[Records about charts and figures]
☆ ☆ ☆ ☆ ☆ ☆ ☆
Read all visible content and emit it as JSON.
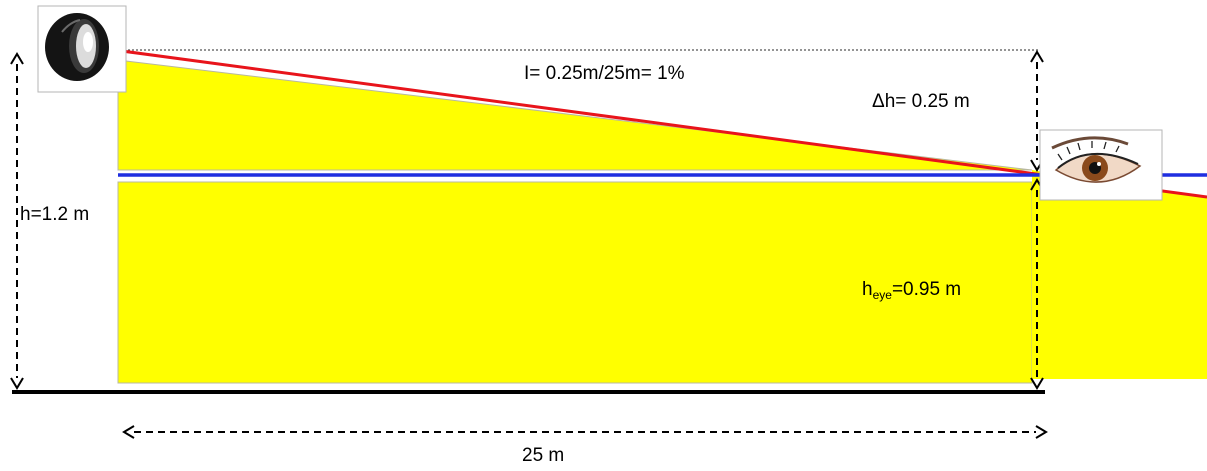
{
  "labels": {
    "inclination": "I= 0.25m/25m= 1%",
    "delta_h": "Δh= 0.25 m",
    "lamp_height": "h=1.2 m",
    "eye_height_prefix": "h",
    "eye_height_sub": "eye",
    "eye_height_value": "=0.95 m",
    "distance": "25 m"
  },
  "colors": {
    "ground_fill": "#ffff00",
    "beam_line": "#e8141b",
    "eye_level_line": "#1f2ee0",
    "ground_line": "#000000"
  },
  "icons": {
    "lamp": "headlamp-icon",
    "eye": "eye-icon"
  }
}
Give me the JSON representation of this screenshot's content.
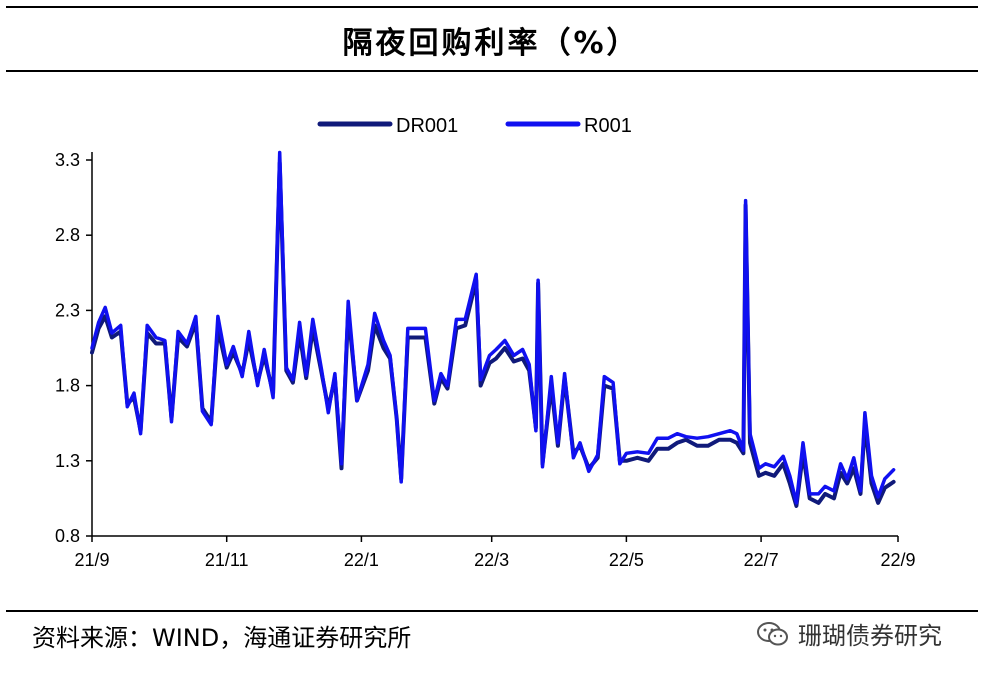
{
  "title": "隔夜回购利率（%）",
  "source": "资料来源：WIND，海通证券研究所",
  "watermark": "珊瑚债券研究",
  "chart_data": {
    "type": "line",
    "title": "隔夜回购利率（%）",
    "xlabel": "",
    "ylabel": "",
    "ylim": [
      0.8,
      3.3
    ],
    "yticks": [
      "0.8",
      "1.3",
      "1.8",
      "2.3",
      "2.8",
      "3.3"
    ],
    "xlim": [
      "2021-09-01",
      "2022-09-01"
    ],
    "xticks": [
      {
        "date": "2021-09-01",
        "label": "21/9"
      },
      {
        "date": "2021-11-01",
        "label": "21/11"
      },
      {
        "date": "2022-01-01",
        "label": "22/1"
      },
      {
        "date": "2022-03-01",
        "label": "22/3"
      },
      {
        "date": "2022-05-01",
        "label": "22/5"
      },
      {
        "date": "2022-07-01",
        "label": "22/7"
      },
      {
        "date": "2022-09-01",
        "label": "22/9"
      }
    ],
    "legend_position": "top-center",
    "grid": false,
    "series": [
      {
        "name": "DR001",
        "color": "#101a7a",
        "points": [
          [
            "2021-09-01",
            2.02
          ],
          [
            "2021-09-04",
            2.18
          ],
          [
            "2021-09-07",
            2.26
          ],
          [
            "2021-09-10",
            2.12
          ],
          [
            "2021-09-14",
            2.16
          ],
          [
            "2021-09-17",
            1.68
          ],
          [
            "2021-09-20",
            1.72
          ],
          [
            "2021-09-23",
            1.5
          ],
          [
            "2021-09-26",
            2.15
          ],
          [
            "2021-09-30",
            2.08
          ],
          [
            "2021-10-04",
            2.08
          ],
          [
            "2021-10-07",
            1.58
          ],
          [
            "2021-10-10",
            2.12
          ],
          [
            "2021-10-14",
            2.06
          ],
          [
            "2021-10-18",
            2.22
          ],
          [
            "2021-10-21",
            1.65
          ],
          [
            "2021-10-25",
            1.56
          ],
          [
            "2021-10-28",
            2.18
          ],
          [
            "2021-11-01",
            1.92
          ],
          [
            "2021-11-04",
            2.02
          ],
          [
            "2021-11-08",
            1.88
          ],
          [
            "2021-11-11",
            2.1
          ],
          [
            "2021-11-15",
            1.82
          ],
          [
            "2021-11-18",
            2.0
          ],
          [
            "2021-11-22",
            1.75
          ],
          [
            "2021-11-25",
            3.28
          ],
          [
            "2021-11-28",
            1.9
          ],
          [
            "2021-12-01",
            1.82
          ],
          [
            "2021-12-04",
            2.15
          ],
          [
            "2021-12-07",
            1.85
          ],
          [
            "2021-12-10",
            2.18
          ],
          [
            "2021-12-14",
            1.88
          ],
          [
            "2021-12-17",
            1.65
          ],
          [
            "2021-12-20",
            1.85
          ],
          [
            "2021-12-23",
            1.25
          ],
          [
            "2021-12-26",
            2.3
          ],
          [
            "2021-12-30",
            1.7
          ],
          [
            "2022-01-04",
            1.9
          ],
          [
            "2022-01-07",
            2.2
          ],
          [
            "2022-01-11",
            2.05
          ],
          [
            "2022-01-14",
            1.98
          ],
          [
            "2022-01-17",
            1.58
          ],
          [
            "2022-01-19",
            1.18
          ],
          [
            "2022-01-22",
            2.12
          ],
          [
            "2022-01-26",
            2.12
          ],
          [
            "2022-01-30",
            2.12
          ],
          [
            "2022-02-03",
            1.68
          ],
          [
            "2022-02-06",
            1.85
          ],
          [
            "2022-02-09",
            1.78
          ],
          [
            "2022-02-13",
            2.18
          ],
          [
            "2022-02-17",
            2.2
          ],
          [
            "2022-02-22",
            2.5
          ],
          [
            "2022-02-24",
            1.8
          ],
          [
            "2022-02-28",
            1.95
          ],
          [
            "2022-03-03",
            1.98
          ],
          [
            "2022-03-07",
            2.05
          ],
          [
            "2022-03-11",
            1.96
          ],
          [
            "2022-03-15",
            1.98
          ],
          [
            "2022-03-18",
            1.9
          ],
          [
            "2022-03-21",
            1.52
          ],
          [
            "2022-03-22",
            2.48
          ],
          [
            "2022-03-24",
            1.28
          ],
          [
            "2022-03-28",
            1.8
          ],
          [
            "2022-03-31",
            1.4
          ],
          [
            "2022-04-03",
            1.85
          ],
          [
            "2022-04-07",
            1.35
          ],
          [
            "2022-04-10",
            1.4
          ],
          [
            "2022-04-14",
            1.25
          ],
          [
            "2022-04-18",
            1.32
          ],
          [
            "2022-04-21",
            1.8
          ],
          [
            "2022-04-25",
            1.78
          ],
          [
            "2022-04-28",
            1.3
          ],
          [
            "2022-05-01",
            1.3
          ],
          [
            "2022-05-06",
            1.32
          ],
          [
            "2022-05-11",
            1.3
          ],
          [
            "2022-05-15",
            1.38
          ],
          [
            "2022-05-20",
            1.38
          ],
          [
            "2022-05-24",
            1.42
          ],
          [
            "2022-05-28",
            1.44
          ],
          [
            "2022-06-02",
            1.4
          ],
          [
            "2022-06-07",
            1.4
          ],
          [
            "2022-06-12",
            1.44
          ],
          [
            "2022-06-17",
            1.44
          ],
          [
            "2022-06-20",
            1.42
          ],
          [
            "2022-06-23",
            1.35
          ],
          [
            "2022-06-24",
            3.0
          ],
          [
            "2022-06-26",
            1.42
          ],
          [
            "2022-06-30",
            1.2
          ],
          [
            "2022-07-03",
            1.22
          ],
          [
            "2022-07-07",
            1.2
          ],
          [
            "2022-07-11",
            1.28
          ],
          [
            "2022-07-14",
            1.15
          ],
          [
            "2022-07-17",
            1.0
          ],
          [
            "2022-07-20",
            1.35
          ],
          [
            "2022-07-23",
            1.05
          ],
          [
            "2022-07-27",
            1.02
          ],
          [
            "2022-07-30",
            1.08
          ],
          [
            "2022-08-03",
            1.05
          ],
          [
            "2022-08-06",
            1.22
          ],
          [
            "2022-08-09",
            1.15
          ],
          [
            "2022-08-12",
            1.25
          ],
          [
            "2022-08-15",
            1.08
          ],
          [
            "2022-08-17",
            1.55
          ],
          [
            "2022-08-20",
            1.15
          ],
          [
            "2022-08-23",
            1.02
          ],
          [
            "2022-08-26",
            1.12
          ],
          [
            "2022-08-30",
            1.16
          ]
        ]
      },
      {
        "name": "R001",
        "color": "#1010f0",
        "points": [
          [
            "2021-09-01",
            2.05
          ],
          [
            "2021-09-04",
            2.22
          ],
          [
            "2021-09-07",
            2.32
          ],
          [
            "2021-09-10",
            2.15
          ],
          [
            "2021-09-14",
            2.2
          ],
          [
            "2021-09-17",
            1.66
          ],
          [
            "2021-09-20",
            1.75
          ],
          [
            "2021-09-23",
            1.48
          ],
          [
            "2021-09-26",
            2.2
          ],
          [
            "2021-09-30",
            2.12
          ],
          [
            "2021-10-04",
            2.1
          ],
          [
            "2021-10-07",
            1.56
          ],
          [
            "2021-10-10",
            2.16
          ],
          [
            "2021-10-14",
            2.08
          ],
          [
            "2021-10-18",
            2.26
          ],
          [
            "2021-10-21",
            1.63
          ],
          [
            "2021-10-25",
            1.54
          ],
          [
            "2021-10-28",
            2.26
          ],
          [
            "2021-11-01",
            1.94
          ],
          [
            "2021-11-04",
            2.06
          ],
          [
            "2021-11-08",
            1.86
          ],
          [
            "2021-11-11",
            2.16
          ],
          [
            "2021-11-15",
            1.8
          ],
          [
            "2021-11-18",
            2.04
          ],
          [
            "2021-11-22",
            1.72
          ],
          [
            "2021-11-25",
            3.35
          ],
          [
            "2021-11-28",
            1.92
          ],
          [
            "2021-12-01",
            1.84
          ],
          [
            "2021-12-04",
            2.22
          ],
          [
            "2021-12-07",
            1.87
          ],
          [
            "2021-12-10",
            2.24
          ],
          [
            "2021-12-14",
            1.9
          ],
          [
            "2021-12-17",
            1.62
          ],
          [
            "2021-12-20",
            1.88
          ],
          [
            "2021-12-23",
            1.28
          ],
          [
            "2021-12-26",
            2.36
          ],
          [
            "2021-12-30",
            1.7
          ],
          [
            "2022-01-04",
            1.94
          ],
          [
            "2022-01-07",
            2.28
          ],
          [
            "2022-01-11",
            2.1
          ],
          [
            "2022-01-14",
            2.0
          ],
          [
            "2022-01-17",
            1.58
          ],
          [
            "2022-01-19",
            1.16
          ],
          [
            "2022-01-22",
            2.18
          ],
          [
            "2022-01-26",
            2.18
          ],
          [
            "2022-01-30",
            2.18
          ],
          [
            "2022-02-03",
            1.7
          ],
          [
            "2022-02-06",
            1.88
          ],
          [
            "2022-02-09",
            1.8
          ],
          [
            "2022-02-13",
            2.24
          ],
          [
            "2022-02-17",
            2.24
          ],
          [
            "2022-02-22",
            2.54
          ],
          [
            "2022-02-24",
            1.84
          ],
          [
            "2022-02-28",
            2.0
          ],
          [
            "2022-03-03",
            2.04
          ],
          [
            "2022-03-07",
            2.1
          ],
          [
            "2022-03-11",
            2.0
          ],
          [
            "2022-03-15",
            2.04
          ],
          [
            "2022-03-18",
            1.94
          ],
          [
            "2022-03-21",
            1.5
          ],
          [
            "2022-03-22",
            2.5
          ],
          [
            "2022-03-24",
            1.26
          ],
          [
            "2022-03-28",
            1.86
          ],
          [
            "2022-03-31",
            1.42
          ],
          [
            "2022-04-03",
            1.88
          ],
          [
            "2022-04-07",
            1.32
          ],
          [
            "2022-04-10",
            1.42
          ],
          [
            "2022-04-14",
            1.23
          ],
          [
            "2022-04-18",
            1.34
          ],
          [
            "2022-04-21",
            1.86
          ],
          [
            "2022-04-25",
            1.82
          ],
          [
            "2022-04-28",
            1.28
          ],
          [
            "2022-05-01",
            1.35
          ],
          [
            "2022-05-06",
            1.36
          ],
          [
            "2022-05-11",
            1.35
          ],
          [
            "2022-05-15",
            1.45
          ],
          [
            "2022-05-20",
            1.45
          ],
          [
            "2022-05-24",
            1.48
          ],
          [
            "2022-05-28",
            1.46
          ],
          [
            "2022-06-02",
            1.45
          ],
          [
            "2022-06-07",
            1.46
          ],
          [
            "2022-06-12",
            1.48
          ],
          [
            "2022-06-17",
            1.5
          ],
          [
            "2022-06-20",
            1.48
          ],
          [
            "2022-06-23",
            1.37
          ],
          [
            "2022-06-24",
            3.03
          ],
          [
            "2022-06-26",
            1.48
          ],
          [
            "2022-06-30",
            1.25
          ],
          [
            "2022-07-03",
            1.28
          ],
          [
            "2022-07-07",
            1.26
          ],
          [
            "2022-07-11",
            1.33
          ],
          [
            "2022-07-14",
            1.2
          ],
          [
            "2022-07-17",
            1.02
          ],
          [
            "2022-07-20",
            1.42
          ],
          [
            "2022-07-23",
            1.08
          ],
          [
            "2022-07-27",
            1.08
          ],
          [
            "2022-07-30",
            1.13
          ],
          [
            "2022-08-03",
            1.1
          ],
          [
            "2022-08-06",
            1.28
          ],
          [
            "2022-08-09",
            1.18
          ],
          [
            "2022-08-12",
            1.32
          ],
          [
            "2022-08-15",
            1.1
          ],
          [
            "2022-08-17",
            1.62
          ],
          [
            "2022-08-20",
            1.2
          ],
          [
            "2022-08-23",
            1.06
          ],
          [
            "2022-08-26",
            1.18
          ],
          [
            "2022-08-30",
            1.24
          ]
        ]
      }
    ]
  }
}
☆ ☆ ☆ ☆ ☆ ☆ ☆
--- Exercise prompt ---
Check each line above for the word "date" and copy the ones that have it.

--- Finished task ---
        "date": "2021-09-01",
        "date": "2021-11-01",
        "date": "2022-01-01",
        "date": "2022-03-01",
        "date": "2022-05-01",
        "date": "2022-07-01",
        "date": "2022-09-01",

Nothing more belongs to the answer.